▶ **DESCRIPTION OF THE TASK**
Extract every line of the material below and reproduce it faithfully.

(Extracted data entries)
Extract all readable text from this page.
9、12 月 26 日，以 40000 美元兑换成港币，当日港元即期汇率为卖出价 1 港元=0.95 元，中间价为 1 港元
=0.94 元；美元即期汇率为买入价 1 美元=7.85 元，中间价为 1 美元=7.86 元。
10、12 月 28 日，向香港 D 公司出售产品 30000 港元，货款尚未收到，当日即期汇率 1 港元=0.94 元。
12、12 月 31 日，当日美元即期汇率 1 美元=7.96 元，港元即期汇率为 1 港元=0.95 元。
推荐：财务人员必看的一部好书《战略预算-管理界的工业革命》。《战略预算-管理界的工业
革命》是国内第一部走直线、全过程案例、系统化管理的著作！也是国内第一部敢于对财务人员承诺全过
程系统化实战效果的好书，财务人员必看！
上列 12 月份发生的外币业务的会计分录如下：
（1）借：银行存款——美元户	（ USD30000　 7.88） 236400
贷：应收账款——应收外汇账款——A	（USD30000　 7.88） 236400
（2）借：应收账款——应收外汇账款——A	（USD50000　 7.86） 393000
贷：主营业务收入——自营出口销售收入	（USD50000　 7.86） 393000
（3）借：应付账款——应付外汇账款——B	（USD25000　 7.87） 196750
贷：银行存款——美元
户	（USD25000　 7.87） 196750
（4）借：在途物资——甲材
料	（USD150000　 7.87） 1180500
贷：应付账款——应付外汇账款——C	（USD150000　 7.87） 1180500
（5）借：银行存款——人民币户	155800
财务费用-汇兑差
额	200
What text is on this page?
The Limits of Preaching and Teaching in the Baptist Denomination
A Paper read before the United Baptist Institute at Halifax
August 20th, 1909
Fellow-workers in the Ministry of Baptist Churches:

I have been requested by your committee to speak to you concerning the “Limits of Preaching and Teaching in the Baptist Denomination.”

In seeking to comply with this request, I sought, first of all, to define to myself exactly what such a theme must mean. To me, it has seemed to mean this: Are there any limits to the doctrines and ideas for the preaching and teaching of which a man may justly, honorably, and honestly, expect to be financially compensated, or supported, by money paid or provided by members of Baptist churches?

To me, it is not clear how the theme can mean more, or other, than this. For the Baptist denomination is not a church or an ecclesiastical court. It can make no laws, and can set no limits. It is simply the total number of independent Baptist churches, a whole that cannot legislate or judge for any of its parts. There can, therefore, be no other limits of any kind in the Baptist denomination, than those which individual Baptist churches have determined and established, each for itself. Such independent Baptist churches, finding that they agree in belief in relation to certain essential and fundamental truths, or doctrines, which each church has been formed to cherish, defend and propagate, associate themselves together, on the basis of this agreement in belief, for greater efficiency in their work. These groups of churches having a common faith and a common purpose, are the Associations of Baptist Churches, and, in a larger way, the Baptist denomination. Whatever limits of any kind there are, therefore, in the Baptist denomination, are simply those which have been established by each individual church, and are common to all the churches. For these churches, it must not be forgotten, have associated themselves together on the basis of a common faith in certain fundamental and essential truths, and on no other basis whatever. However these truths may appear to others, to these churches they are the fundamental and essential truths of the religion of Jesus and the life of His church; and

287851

▶ **SOLUTION**
Extract all readable text from this page.
9、12 月 26 日，以 40000 美元兑换成港币，当日港元即期汇率为卖出价 1 港元=0.95 元，中间价为 1 港元
=0.94 元；美元即期汇率为买入价 1 美元=7.85 元，中间价为 1 美元=7.86 元。
10、12 月 28 日，向香港 D 公司出售产品 30000 港元，货款尚未收到，当日即期汇率 1 港元=0.94 元。
12、12 月 31 日，当日美元即期汇率 1 美元=7.96 元，港元即期汇率为 1 港元=0.95 元。
推荐：财务人员必看的一部好书《战略预算-管理界的工业革命》。《战略预算-管理界的工业
革命》是国内第一部走直线、全过程案例、系统化管理的著作！也是国内第一部敢于对财务人员承诺全过
程系统化实战效果的好书，财务人员必看！
上列 12 月份发生的外币业务的会计分录如下：
（1）借：银行存款——美元户	（ USD30000　 7.88） 236400
贷：应收账款——应收外汇账款——A	（USD30000　 7.88） 236400
（2）借：应收账款——应收外汇账款——A	（USD50000　 7.86） 393000
贷：主营业务收入——自营出口销售收入	（USD50000　 7.86） 393000
（3）借：应付账款——应付外汇账款——B	（USD25000　 7.87） 196750
贷：银行存款——美元
户	（USD25000　 7.87） 196750
（4）借：在途物资——甲材
料	（USD150000　 7.87） 1180500
贷：应付账款——应付外汇账款——C	（USD150000　 7.87） 1180500
（5）借：银行存款——人民币户	155800
财务费用-汇兑差
额	200
What text is on this page?
The Limits of Preaching and Teaching in the Baptist Denomination
A Paper read before the United Baptist Institute at Halifax
August 20th, 1909
Fellow-workers in the Ministry of Baptist Churches:

I have been requested by your committee to speak to you concerning the “Limits of Preaching and Teaching in the Baptist Denomination.”

In seeking to comply with this request, I sought, first of all, to define to myself exactly what such a theme must mean. To me, it has seemed to mean this: Are there any limits to the doctrines and ideas for the preaching and teaching of which a man may justly, honorably, and honestly, expect to be financially compensated, or supported, by money paid or provided by members of Baptist churches?

To me, it is not clear how the theme can mean more, or other, than this. For the Baptist denomination is not a church or an ecclesiastical court. It can make no laws, and can set no limits. It is simply the total number of independent Baptist churches, a whole that cannot legislate or judge for any of its parts. There can, therefore, be no other limits of any kind in the Baptist denomination, than those which individual Baptist churches have determined and established, each for itself. Such independent Baptist churches, finding that they agree in belief in relation to certain essential and fundamental truths, or doctrines, which each church has been formed to cherish, defend and propagate, associate themselves together, on the basis of this agreement in belief, for greater efficiency in their work. These groups of churches having a common faith and a common purpose, are the Associations of Baptist Churches, and, in a larger way, the Baptist denomination. Whatever limits of any kind there are, therefore, in the Baptist denomination, are simply those which have been established by each individual church, and are common to all the churches. For these churches, it must not be forgotten, have associated themselves together on the basis of a common faith in certain fundamental and essential truths, and on no other basis whatever. However these truths may appear to others, to these churches they are the fundamental and essential truths of the religion of Jesus and the life of His church; and

287851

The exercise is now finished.